**Description of the task**. From the records below, extract all the text exactly and leave the images behind.

**Dataset records**.

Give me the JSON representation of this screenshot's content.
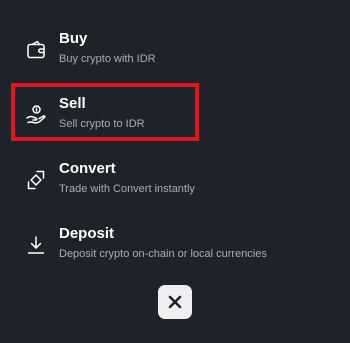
{
  "menu": {
    "items": [
      {
        "icon": "wallet-icon",
        "title": "Buy",
        "subtitle": "Buy crypto with IDR"
      },
      {
        "icon": "hand-coin-icon",
        "title": "Sell",
        "subtitle": "Sell crypto to IDR"
      },
      {
        "icon": "convert-icon",
        "title": "Convert",
        "subtitle": "Trade with Convert instantly"
      },
      {
        "icon": "download-icon",
        "title": "Deposit",
        "subtitle": "Deposit crypto on-chain or local currencies"
      }
    ],
    "highlighted_item": "Sell"
  },
  "close_button": {
    "icon": "close-icon"
  },
  "colors": {
    "background": "#1e2229",
    "title": "#ffffff",
    "subtitle": "#a8adb7",
    "highlight": "#e0161e",
    "close_button_bg": "#eeeff1",
    "close_icon": "#1e2229"
  }
}
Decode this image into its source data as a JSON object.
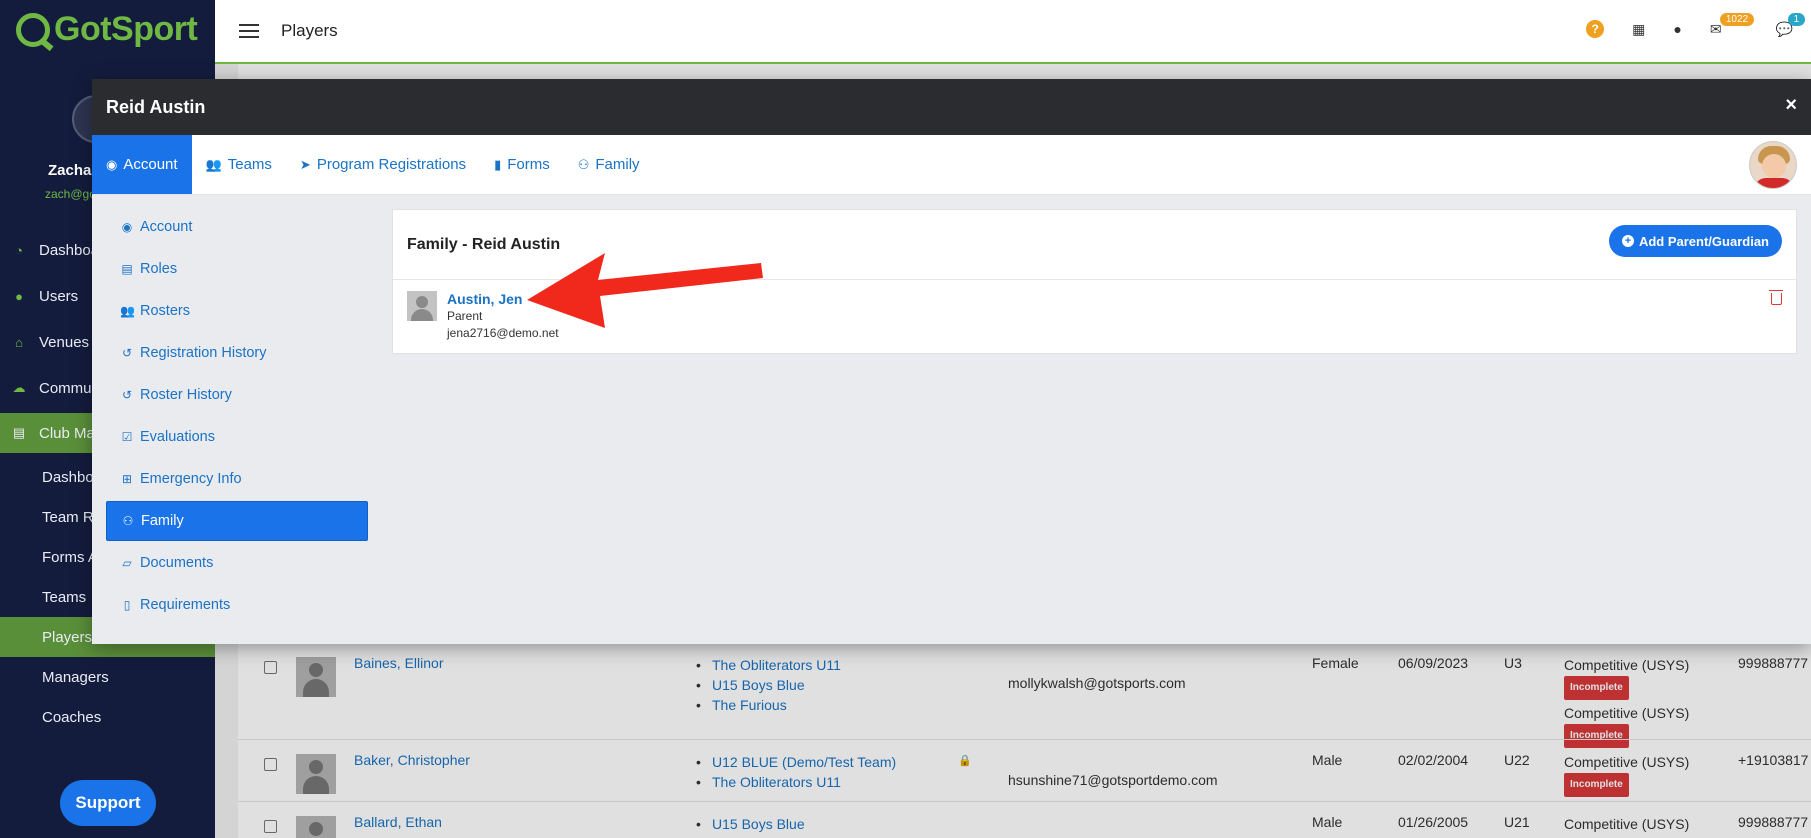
{
  "app": {
    "logo_text": "GotSport",
    "page_title": "Players",
    "user": {
      "name": "Zachar",
      "email": "zach@go"
    },
    "support_label": "Support",
    "badges": {
      "messages": "1022",
      "chat": "1"
    }
  },
  "nav": {
    "items": [
      {
        "label": "Dashboa",
        "icon": "dashboard-icon"
      },
      {
        "label": "Users",
        "icon": "users-icon"
      },
      {
        "label": "Venues",
        "icon": "venues-icon"
      },
      {
        "label": "Commun",
        "icon": "communication-icon"
      },
      {
        "label": "Club Ma",
        "icon": "club-management-icon"
      }
    ],
    "sub_items": [
      {
        "label": "Dashbo"
      },
      {
        "label": "Team R"
      },
      {
        "label": "Forms A"
      },
      {
        "label": "Teams"
      },
      {
        "label": "Players"
      },
      {
        "label": "Managers"
      },
      {
        "label": "Coaches"
      }
    ]
  },
  "players_table": {
    "rows": [
      {
        "name": "Baines, Ellinor",
        "teams": [
          "The Obliterators U11",
          "U15 Boys Blue",
          "The Furious"
        ],
        "email": "mollykwalsh@gotsports.com",
        "gender": "Female",
        "dob": "06/09/2023",
        "age": "U3",
        "levels": [
          {
            "label": "Competitive (USYS)",
            "status": "Incomplete"
          },
          {
            "label": "Competitive (USYS)",
            "status": "Incomplete"
          }
        ],
        "phone": "999888777"
      },
      {
        "name": "Baker, Christopher",
        "teams": [
          "U12 BLUE (Demo/Test Team)",
          "The Obliterators U11"
        ],
        "email": "hsunshine71@gotsportdemo.com",
        "gender": "Male",
        "dob": "02/02/2004",
        "age": "U22",
        "levels": [
          {
            "label": "Competitive (USYS)",
            "status": "Incomplete"
          }
        ],
        "phone": "+19103817"
      },
      {
        "name": "Ballard, Ethan",
        "teams": [
          "U15 Boys Blue"
        ],
        "email": "",
        "gender": "Male",
        "dob": "01/26/2005",
        "age": "U21",
        "levels": [
          {
            "label": "Competitive (USYS)",
            "status": ""
          }
        ],
        "phone": "999888777"
      }
    ]
  },
  "modal": {
    "title": "Reid Austin",
    "close_label": "×",
    "tabs": [
      {
        "label": "Account",
        "icon": "user-circle-icon",
        "glyph": "◉"
      },
      {
        "label": "Teams",
        "icon": "users-icon",
        "glyph": "👥"
      },
      {
        "label": "Program Registrations",
        "icon": "paper-plane-icon",
        "glyph": "➤"
      },
      {
        "label": "Forms",
        "icon": "file-icon",
        "glyph": "▮"
      },
      {
        "label": "Family",
        "icon": "sitemap-icon",
        "glyph": "⚇"
      }
    ],
    "side_menu": [
      {
        "label": "Account",
        "icon": "user-circle-icon",
        "glyph": "◉"
      },
      {
        "label": "Roles",
        "icon": "id-card-icon",
        "glyph": "▤"
      },
      {
        "label": "Rosters",
        "icon": "users-icon",
        "glyph": "👥"
      },
      {
        "label": "Registration History",
        "icon": "history-icon",
        "glyph": "↺"
      },
      {
        "label": "Roster History",
        "icon": "history-icon",
        "glyph": "↺"
      },
      {
        "label": "Evaluations",
        "icon": "calendar-check-icon",
        "glyph": "☑"
      },
      {
        "label": "Emergency Info",
        "icon": "plus-square-icon",
        "glyph": "⊞"
      },
      {
        "label": "Family",
        "icon": "sitemap-icon",
        "glyph": "⚇"
      },
      {
        "label": "Documents",
        "icon": "folder-open-icon",
        "glyph": "▱"
      },
      {
        "label": "Requirements",
        "icon": "file-text-icon",
        "glyph": "▯"
      }
    ],
    "family": {
      "title": "Family - Reid Austin",
      "add_button_label": "Add Parent/Guardian",
      "members": [
        {
          "name": "Austin, Jen",
          "role": "Parent",
          "email": "jena2716@demo.net"
        }
      ]
    }
  },
  "colors": {
    "primary": "#1a73e8",
    "sidebar_bg": "#141c3d",
    "brand_green": "#6fb844",
    "modal_header": "#2b2c2f",
    "annotation_arrow": "#f0291c"
  }
}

**Answer to the task**.
Give me the JSON representation of this screenshot's content.
{
  "menu": {
    "items": [
      {
        "icon": "wallet-icon",
        "title": "Buy",
        "subtitle": "Buy crypto with IDR"
      },
      {
        "icon": "hand-coin-icon",
        "title": "Sell",
        "subtitle": "Sell crypto to IDR"
      },
      {
        "icon": "convert-icon",
        "title": "Convert",
        "subtitle": "Trade with Convert instantly"
      },
      {
        "icon": "download-icon",
        "title": "Deposit",
        "subtitle": "Deposit crypto on-chain or local currencies"
      }
    ],
    "highlighted_item": "Sell"
  },
  "close_button": {
    "icon": "close-icon"
  },
  "colors": {
    "background": "#1e2229",
    "title": "#ffffff",
    "subtitle": "#a8adb7",
    "highlight": "#e0161e",
    "close_button_bg": "#eeeff1",
    "close_icon": "#1e2229"
  }
}
Decode this image into its source data as a JSON object.
{
  "app": {
    "logo_text": "GotSport",
    "page_title": "Players",
    "user": {
      "name": "Zachar",
      "email": "zach@go"
    },
    "support_label": "Support",
    "badges": {
      "messages": "1022",
      "chat": "1"
    }
  },
  "nav": {
    "items": [
      {
        "label": "Dashboa",
        "icon": "dashboard-icon"
      },
      {
        "label": "Users",
        "icon": "users-icon"
      },
      {
        "label": "Venues",
        "icon": "venues-icon"
      },
      {
        "label": "Commun",
        "icon": "communication-icon"
      },
      {
        "label": "Club Ma",
        "icon": "club-management-icon"
      }
    ],
    "sub_items": [
      {
        "label": "Dashbo"
      },
      {
        "label": "Team R"
      },
      {
        "label": "Forms A"
      },
      {
        "label": "Teams"
      },
      {
        "label": "Players"
      },
      {
        "label": "Managers"
      },
      {
        "label": "Coaches"
      }
    ]
  },
  "players_table": {
    "rows": [
      {
        "name": "Baines, Ellinor",
        "teams": [
          "The Obliterators U11",
          "U15 Boys Blue",
          "The Furious"
        ],
        "email": "mollykwalsh@gotsports.com",
        "gender": "Female",
        "dob": "06/09/2023",
        "age": "U3",
        "levels": [
          {
            "label": "Competitive (USYS)",
            "status": "Incomplete"
          },
          {
            "label": "Competitive (USYS)",
            "status": "Incomplete"
          }
        ],
        "phone": "999888777"
      },
      {
        "name": "Baker, Christopher",
        "teams": [
          "U12 BLUE (Demo/Test Team)",
          "The Obliterators U11"
        ],
        "email": "hsunshine71@gotsportdemo.com",
        "gender": "Male",
        "dob": "02/02/2004",
        "age": "U22",
        "levels": [
          {
            "label": "Competitive (USYS)",
            "status": "Incomplete"
          }
        ],
        "phone": "+19103817"
      },
      {
        "name": "Ballard, Ethan",
        "teams": [
          "U15 Boys Blue"
        ],
        "email": "",
        "gender": "Male",
        "dob": "01/26/2005",
        "age": "U21",
        "levels": [
          {
            "label": "Competitive (USYS)",
            "status": ""
          }
        ],
        "phone": "999888777"
      }
    ]
  },
  "modal": {
    "title": "Reid Austin",
    "close_label": "×",
    "tabs": [
      {
        "label": "Account",
        "icon": "user-circle-icon",
        "glyph": "◉"
      },
      {
        "label": "Teams",
        "icon": "users-icon",
        "glyph": "👥"
      },
      {
        "label": "Program Registrations",
        "icon": "paper-plane-icon",
        "glyph": "➤"
      },
      {
        "label": "Forms",
        "icon": "file-icon",
        "glyph": "▮"
      },
      {
        "label": "Family",
        "icon": "sitemap-icon",
        "glyph": "⚇"
      }
    ],
    "side_menu": [
      {
        "label": "Account",
        "icon": "user-circle-icon",
        "glyph": "◉"
      },
      {
        "label": "Roles",
        "icon": "id-card-icon",
        "glyph": "▤"
      },
      {
        "label": "Rosters",
        "icon": "users-icon",
        "glyph": "👥"
      },
      {
        "label": "Registration History",
        "icon": "history-icon",
        "glyph": "↺"
      },
      {
        "label": "Roster History",
        "icon": "history-icon",
        "glyph": "↺"
      },
      {
        "label": "Evaluations",
        "icon": "calendar-check-icon",
        "glyph": "☑"
      },
      {
        "label": "Emergency Info",
        "icon": "plus-square-icon",
        "glyph": "⊞"
      },
      {
        "label": "Family",
        "icon": "sitemap-icon",
        "glyph": "⚇"
      },
      {
        "label": "Documents",
        "icon": "folder-open-icon",
        "glyph": "▱"
      },
      {
        "label": "Requirements",
        "icon": "file-text-icon",
        "glyph": "▯"
      }
    ],
    "family": {
      "title": "Family - Reid Austin",
      "add_button_label": "Add Parent/Guardian",
      "members": [
        {
          "name": "Austin, Jen",
          "role": "Parent",
          "email": "jena2716@demo.net"
        }
      ]
    }
  },
  "colors": {
    "primary": "#1a73e8",
    "sidebar_bg": "#141c3d",
    "brand_green": "#6fb844",
    "modal_header": "#2b2c2f",
    "annotation_arrow": "#f0291c"
  }
}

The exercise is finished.